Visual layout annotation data

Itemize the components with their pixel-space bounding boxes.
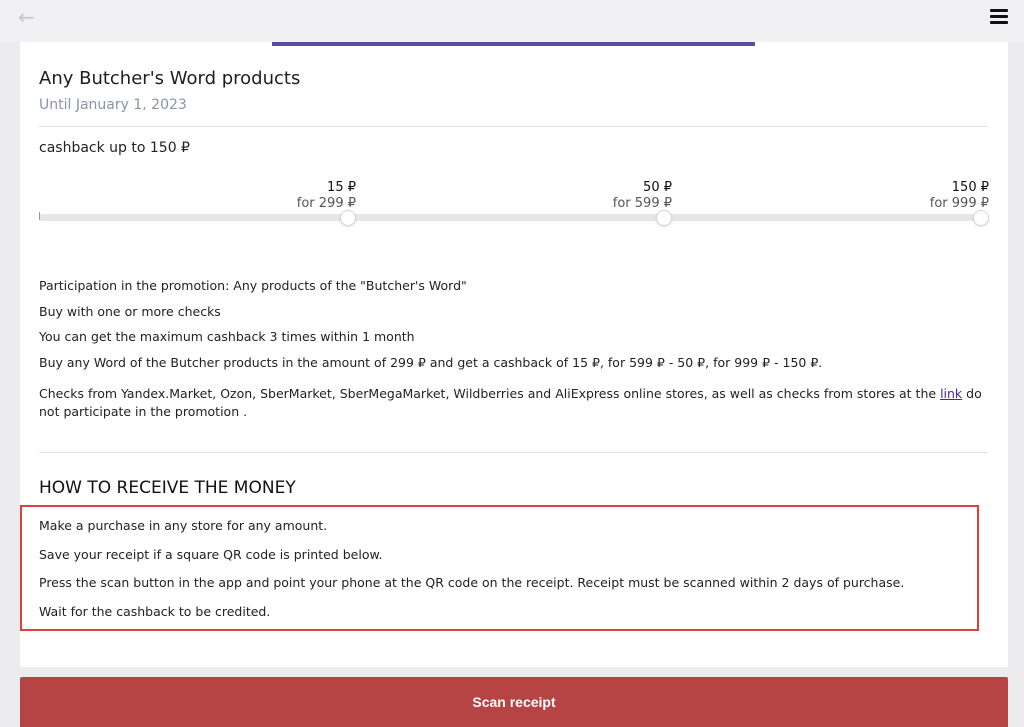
offer-title: Any Butcher's Word products xyxy=(39,68,301,89)
tier-condition: for 599 ₽ xyxy=(612,196,672,211)
how-to-steps: Make a purchase in any store for any amo… xyxy=(39,512,904,626)
divider xyxy=(39,126,988,127)
cashback-progress-track xyxy=(39,214,989,221)
step-text: Press the scan button in the app and poi… xyxy=(39,575,905,590)
tier-amount: 15 ₽ xyxy=(327,180,356,195)
tier-marker xyxy=(656,210,672,226)
step-text: Save your receipt if a square QR code is… xyxy=(39,546,383,562)
tier-condition: for 299 ₽ xyxy=(296,196,356,211)
tier-amount: 150 ₽ xyxy=(951,180,989,195)
progress-indicator xyxy=(272,42,755,46)
rule-text: Participation in the promotion: Any prod… xyxy=(39,278,467,293)
how-to-heading: HOW TO RECEIVE THE MONEY xyxy=(39,478,296,498)
hamburger-menu-icon[interactable] xyxy=(990,9,1008,25)
exclusion-text: Checks from Yandex.Market, Ozon, SberMar… xyxy=(39,386,937,401)
rule-text: You can get the maximum cashback 3 times… xyxy=(39,329,415,344)
exclusion-note: Checks from Yandex.Market, Ozon, SberMar… xyxy=(39,385,984,421)
tier-amount: 50 ₽ xyxy=(643,180,672,195)
promotion-rules: Participation in the promotion: Any prod… xyxy=(39,273,822,375)
scan-receipt-button[interactable]: Scan receipt xyxy=(20,677,1008,727)
track-start-marker xyxy=(39,212,40,220)
tier-condition: for 999 ₽ xyxy=(929,196,989,211)
cashback-limit-label: cashback up to 150 ₽ xyxy=(39,140,190,156)
arrow-left-icon[interactable]: ← xyxy=(18,6,40,28)
tier-marker xyxy=(340,210,356,226)
cashback-tier: 15 ₽ for 299 ₽ xyxy=(256,180,356,212)
rule-text: Buy with one or more checks xyxy=(39,303,221,319)
step-text: Make a purchase in any store for any amo… xyxy=(39,518,328,533)
tier-marker xyxy=(973,210,989,226)
stores-link[interactable]: link xyxy=(940,386,962,401)
cashback-tier: 150 ₽ for 999 ₽ xyxy=(889,180,989,212)
offer-expiry-date: Until January 1, 2023 xyxy=(39,97,187,113)
rule-text: Buy any Word of the Butcher products in … xyxy=(39,354,823,370)
divider xyxy=(39,452,988,453)
top-bar: ← xyxy=(0,0,1024,42)
step-text: Wait for the cashback to be credited. xyxy=(39,603,271,619)
cashback-tier: 50 ₽ for 599 ₽ xyxy=(572,180,672,212)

## Exercise instructions
Copy every line of the items above without changing anything, leaving out the picture lines.

## Full answer
Itemize the components with their pixel-space bounding boxes.
offer-title: Any Butcher's Word products xyxy=(39,68,301,89)
tier-condition: for 599 ₽ xyxy=(612,196,672,211)
how-to-steps: Make a purchase in any store for any amo… xyxy=(39,512,904,626)
divider xyxy=(39,126,988,127)
cashback-progress-track xyxy=(39,214,989,221)
step-text: Press the scan button in the app and poi… xyxy=(39,575,905,590)
tier-amount: 15 ₽ xyxy=(327,180,356,195)
tier-marker xyxy=(656,210,672,226)
step-text: Save your receipt if a square QR code is… xyxy=(39,546,383,562)
tier-condition: for 299 ₽ xyxy=(296,196,356,211)
tier-amount: 150 ₽ xyxy=(951,180,989,195)
progress-indicator xyxy=(272,42,755,46)
rule-text: Participation in the promotion: Any prod… xyxy=(39,278,467,293)
how-to-heading: HOW TO RECEIVE THE MONEY xyxy=(39,478,296,498)
hamburger-menu-icon[interactable] xyxy=(990,9,1008,25)
exclusion-text: Checks from Yandex.Market, Ozon, SberMar… xyxy=(39,386,937,401)
rule-text: You can get the maximum cashback 3 times… xyxy=(39,329,415,344)
exclusion-note: Checks from Yandex.Market, Ozon, SberMar… xyxy=(39,385,984,421)
tier-amount: 50 ₽ xyxy=(643,180,672,195)
promotion-rules: Participation in the promotion: Any prod… xyxy=(39,273,822,375)
scan-receipt-button[interactable]: Scan receipt xyxy=(20,677,1008,727)
track-start-marker xyxy=(39,212,40,220)
tier-condition: for 999 ₽ xyxy=(929,196,989,211)
cashback-limit-label: cashback up to 150 ₽ xyxy=(39,140,190,156)
arrow-left-icon[interactable]: ← xyxy=(18,6,40,28)
tier-marker xyxy=(340,210,356,226)
cashback-tier: 15 ₽ for 299 ₽ xyxy=(256,180,356,212)
rule-text: Buy with one or more checks xyxy=(39,303,221,319)
step-text: Make a purchase in any store for any amo… xyxy=(39,518,328,533)
tier-marker xyxy=(973,210,989,226)
stores-link[interactable]: link xyxy=(940,386,962,401)
cashback-tier: 150 ₽ for 999 ₽ xyxy=(889,180,989,212)
offer-expiry-date: Until January 1, 2023 xyxy=(39,97,187,113)
rule-text: Buy any Word of the Butcher products in … xyxy=(39,354,823,370)
divider xyxy=(39,452,988,453)
top-bar: ← xyxy=(0,0,1024,42)
step-text: Wait for the cashback to be credited. xyxy=(39,603,271,619)
cashback-tier: 50 ₽ for 599 ₽ xyxy=(572,180,672,212)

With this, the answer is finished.